◆ Work to be completed ◆
Reproduce all of the data that follows, character for character.

◆ Data provided ◆
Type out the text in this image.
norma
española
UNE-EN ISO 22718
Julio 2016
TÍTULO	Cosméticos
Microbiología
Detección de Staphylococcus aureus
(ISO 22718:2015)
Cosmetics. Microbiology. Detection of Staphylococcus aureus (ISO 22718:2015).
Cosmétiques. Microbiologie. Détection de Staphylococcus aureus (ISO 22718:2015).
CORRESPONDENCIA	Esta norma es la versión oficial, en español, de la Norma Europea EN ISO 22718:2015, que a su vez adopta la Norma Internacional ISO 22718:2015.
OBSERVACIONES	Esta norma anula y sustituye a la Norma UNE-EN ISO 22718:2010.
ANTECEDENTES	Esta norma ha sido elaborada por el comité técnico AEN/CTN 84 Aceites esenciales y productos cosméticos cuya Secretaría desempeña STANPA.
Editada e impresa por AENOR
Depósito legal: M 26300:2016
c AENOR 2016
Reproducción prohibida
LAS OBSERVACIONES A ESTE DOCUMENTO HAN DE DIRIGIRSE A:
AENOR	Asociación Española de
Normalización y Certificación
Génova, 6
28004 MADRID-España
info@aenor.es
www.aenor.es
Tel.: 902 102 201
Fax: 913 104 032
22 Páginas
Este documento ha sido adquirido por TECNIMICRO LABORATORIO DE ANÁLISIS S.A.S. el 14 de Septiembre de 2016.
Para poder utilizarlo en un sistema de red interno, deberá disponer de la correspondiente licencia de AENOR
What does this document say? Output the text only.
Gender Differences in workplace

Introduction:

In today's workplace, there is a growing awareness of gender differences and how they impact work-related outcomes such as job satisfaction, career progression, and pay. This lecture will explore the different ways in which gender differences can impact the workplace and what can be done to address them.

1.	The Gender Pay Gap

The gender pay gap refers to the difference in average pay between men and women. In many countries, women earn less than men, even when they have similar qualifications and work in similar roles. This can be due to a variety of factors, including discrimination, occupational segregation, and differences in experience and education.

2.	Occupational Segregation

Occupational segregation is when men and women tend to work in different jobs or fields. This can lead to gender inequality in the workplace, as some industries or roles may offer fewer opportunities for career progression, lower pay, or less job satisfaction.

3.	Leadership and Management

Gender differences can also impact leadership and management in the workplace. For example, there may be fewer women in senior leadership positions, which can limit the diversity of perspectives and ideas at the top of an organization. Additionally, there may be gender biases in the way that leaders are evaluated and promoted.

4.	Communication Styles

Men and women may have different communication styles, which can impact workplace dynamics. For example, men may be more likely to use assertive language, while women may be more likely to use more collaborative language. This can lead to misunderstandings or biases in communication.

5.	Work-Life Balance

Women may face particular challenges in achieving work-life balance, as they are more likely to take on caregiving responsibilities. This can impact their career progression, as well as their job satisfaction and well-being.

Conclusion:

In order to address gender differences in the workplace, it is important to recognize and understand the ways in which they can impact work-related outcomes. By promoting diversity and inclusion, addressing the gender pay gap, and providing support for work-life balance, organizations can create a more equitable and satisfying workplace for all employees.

◆ Result of this exercise ◆
Type out the text in this image.
norma
española
UNE-EN ISO 22718
Julio 2016
TÍTULO	Cosméticos
Microbiología
Detección de Staphylococcus aureus
(ISO 22718:2015)
Cosmetics. Microbiology. Detection of Staphylococcus aureus (ISO 22718:2015).
Cosmétiques. Microbiologie. Détection de Staphylococcus aureus (ISO 22718:2015).
CORRESPONDENCIA	Esta norma es la versión oficial, en español, de la Norma Europea EN ISO 22718:2015, que a su vez adopta la Norma Internacional ISO 22718:2015.
OBSERVACIONES	Esta norma anula y sustituye a la Norma UNE-EN ISO 22718:2010.
ANTECEDENTES	Esta norma ha sido elaborada por el comité técnico AEN/CTN 84 Aceites esenciales y productos cosméticos cuya Secretaría desempeña STANPA.
Editada e impresa por AENOR
Depósito legal: M 26300:2016
c AENOR 2016
Reproducción prohibida
LAS OBSERVACIONES A ESTE DOCUMENTO HAN DE DIRIGIRSE A:
AENOR	Asociación Española de
Normalización y Certificación
Génova, 6
28004 MADRID-España
info@aenor.es
www.aenor.es
Tel.: 902 102 201
Fax: 913 104 032
22 Páginas
Este documento ha sido adquirido por TECNIMICRO LABORATORIO DE ANÁLISIS S.A.S. el 14 de Septiembre de 2016.
Para poder utilizarlo en un sistema de red interno, deberá disponer de la correspondiente licencia de AENOR
What does this document say? Output the text only.
Gender Differences in workplace

Introduction:

In today's workplace, there is a growing awareness of gender differences and how they impact work-related outcomes such as job satisfaction, career progression, and pay. This lecture will explore the different ways in which gender differences can impact the workplace and what can be done to address them.

1.	The Gender Pay Gap

The gender pay gap refers to the difference in average pay between men and women. In many countries, women earn less than men, even when they have similar qualifications and work in similar roles. This can be due to a variety of factors, including discrimination, occupational segregation, and differences in experience and education.

2.	Occupational Segregation

Occupational segregation is when men and women tend to work in different jobs or fields. This can lead to gender inequality in the workplace, as some industries or roles may offer fewer opportunities for career progression, lower pay, or less job satisfaction.

3.	Leadership and Management

Gender differences can also impact leadership and management in the workplace. For example, there may be fewer women in senior leadership positions, which can limit the diversity of perspectives and ideas at the top of an organization. Additionally, there may be gender biases in the way that leaders are evaluated and promoted.

4.	Communication Styles

Men and women may have different communication styles, which can impact workplace dynamics. For example, men may be more likely to use assertive language, while women may be more likely to use more collaborative language. This can lead to misunderstandings or biases in communication.

5.	Work-Life Balance

Women may face particular challenges in achieving work-life balance, as they are more likely to take on caregiving responsibilities. This can impact their career progression, as well as their job satisfaction and well-being.

Conclusion:

In order to address gender differences in the workplace, it is important to recognize and understand the ways in which they can impact work-related outcomes. By promoting diversity and inclusion, addressing the gender pay gap, and providing support for work-life balance, organizations can create a more equitable and satisfying workplace for all employees.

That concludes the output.